Stored data entries:
..........

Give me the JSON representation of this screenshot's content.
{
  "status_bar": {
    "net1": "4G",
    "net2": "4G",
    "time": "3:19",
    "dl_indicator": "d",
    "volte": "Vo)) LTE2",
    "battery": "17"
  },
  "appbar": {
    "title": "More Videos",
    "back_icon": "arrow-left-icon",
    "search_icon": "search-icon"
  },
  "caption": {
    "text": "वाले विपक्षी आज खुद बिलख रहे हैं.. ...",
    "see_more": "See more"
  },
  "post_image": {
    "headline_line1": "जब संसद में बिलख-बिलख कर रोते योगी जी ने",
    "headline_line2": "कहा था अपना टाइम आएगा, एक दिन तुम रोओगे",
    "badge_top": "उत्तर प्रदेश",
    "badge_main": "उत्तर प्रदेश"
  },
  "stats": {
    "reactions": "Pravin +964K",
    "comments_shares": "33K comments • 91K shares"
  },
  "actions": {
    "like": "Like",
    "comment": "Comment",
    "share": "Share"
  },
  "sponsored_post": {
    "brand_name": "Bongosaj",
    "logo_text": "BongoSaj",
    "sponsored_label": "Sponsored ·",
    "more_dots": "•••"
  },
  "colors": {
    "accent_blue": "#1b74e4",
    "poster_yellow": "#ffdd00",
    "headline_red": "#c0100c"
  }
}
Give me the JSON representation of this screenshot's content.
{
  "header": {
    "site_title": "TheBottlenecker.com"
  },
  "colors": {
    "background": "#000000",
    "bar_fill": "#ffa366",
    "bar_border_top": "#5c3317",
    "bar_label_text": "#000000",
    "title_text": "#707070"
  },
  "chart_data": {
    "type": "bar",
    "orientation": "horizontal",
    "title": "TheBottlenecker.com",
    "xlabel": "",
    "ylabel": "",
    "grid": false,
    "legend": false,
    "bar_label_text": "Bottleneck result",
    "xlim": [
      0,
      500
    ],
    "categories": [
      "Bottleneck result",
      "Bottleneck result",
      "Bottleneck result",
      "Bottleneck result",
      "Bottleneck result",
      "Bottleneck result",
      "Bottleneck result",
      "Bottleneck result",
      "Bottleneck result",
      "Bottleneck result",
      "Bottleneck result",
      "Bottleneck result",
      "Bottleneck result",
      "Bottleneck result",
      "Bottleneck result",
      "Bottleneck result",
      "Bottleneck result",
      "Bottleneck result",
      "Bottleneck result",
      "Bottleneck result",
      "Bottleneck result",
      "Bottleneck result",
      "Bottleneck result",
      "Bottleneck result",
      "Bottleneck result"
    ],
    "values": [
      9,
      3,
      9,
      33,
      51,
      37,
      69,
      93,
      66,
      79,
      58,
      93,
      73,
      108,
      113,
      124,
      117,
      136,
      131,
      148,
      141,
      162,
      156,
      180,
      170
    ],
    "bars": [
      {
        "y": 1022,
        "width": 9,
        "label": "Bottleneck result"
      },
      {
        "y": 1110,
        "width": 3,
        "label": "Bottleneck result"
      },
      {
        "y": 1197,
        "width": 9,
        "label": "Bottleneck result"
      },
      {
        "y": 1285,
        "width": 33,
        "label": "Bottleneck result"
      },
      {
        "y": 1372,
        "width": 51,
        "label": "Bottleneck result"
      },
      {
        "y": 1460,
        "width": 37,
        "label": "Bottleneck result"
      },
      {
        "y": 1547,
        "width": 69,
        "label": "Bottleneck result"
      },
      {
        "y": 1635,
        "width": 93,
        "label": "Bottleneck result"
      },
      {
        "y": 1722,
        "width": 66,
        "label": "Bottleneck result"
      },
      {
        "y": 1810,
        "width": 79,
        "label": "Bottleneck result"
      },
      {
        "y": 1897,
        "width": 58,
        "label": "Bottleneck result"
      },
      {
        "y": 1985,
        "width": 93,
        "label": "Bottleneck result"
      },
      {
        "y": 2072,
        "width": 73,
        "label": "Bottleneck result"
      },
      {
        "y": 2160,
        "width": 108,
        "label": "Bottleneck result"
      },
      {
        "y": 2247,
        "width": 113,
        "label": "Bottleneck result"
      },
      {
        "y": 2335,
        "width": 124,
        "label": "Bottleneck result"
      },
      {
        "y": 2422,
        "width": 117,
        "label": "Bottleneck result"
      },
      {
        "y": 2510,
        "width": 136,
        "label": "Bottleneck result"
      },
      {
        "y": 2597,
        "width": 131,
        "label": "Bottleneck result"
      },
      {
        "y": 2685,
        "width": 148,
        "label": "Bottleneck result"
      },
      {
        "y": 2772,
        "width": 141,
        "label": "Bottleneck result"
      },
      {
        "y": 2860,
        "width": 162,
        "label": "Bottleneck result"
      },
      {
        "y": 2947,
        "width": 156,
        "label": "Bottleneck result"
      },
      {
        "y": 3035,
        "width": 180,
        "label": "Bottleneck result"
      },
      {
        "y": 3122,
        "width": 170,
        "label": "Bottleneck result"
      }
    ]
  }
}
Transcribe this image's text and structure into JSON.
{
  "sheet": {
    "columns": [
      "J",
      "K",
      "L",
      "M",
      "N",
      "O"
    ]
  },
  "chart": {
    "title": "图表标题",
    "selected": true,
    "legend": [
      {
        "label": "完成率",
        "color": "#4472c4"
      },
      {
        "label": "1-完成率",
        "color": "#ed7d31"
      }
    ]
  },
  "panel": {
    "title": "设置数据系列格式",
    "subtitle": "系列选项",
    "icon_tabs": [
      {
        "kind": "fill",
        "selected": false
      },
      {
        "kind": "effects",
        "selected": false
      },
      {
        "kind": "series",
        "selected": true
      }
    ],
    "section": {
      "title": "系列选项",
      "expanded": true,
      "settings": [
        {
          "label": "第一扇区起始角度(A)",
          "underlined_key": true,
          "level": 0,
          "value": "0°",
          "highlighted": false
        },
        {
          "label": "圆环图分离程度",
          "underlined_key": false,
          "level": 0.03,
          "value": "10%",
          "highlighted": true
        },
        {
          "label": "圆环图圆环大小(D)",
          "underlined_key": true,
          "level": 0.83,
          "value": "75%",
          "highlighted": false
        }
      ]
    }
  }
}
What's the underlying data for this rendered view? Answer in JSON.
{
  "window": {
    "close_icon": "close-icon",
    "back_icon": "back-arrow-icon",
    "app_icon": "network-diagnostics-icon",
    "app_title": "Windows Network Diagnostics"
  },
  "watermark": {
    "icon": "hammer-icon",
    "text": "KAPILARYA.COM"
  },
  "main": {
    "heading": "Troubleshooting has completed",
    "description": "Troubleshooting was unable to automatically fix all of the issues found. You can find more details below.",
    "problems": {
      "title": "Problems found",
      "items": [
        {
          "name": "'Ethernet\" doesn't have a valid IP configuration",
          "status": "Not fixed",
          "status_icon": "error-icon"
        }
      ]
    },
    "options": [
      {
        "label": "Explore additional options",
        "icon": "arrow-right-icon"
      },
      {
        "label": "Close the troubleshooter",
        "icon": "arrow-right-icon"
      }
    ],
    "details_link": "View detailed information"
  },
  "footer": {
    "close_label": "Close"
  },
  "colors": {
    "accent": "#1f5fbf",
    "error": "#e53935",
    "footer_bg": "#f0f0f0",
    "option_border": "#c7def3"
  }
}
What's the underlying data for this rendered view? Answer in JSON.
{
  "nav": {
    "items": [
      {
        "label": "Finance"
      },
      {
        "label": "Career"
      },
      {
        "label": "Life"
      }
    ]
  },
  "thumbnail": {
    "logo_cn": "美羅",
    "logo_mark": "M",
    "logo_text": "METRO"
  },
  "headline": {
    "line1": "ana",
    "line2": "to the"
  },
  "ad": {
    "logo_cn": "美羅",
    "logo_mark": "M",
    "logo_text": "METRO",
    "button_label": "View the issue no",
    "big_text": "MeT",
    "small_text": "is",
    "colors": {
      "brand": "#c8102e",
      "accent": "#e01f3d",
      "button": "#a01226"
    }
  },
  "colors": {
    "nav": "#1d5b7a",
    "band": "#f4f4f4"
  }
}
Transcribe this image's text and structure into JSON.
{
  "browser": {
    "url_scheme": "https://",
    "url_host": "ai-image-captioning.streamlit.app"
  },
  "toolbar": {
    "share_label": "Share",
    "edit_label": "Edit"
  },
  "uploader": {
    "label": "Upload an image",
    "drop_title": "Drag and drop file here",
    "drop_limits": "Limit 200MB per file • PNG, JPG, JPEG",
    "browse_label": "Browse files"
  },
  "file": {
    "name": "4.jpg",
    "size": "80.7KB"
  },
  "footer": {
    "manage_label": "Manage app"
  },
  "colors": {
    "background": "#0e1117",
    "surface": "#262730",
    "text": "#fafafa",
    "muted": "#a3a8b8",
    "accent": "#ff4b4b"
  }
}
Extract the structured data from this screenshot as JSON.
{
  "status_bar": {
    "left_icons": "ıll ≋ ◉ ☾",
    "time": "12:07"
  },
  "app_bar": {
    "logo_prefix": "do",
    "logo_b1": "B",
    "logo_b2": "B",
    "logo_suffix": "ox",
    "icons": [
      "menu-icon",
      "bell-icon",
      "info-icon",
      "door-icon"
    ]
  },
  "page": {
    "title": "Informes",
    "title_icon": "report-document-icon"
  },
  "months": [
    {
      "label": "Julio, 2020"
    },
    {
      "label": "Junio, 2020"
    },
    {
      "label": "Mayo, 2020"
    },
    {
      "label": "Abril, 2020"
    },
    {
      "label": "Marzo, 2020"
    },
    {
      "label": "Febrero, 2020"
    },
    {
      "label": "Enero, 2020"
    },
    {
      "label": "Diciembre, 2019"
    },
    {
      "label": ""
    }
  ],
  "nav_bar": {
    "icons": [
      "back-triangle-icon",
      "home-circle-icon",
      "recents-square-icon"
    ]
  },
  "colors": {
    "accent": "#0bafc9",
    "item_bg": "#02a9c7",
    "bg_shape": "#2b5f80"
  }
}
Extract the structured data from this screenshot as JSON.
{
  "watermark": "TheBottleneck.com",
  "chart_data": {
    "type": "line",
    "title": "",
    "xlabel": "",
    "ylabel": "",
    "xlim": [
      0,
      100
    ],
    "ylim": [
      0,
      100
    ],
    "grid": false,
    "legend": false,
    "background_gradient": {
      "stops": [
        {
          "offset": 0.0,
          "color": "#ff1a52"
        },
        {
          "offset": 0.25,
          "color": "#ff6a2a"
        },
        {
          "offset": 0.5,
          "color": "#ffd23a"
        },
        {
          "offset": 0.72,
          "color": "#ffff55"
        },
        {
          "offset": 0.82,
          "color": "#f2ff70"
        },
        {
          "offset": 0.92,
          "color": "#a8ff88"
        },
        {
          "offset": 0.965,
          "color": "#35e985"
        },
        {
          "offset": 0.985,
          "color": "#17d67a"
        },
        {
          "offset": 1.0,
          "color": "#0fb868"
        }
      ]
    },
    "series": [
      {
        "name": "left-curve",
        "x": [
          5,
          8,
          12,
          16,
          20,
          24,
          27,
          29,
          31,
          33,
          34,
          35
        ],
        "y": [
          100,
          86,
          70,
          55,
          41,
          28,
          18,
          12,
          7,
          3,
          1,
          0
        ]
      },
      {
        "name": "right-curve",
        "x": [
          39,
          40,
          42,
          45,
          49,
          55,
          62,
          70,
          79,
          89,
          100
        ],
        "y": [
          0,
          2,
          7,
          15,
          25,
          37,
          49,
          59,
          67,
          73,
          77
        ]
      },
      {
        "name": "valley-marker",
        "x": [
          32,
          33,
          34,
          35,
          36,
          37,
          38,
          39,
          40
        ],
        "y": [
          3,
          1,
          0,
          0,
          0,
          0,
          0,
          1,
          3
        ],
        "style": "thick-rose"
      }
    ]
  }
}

..........

Problem to solve >> In the entries above, find every line holding the word "arrow" and copy it out.

Answer to this task >>
    "back_icon": "arrow-left-icon",
    "back_icon": "back-arrow-icon",
        "icon": "arrow-right-icon"
        "icon": "arrow-right-icon"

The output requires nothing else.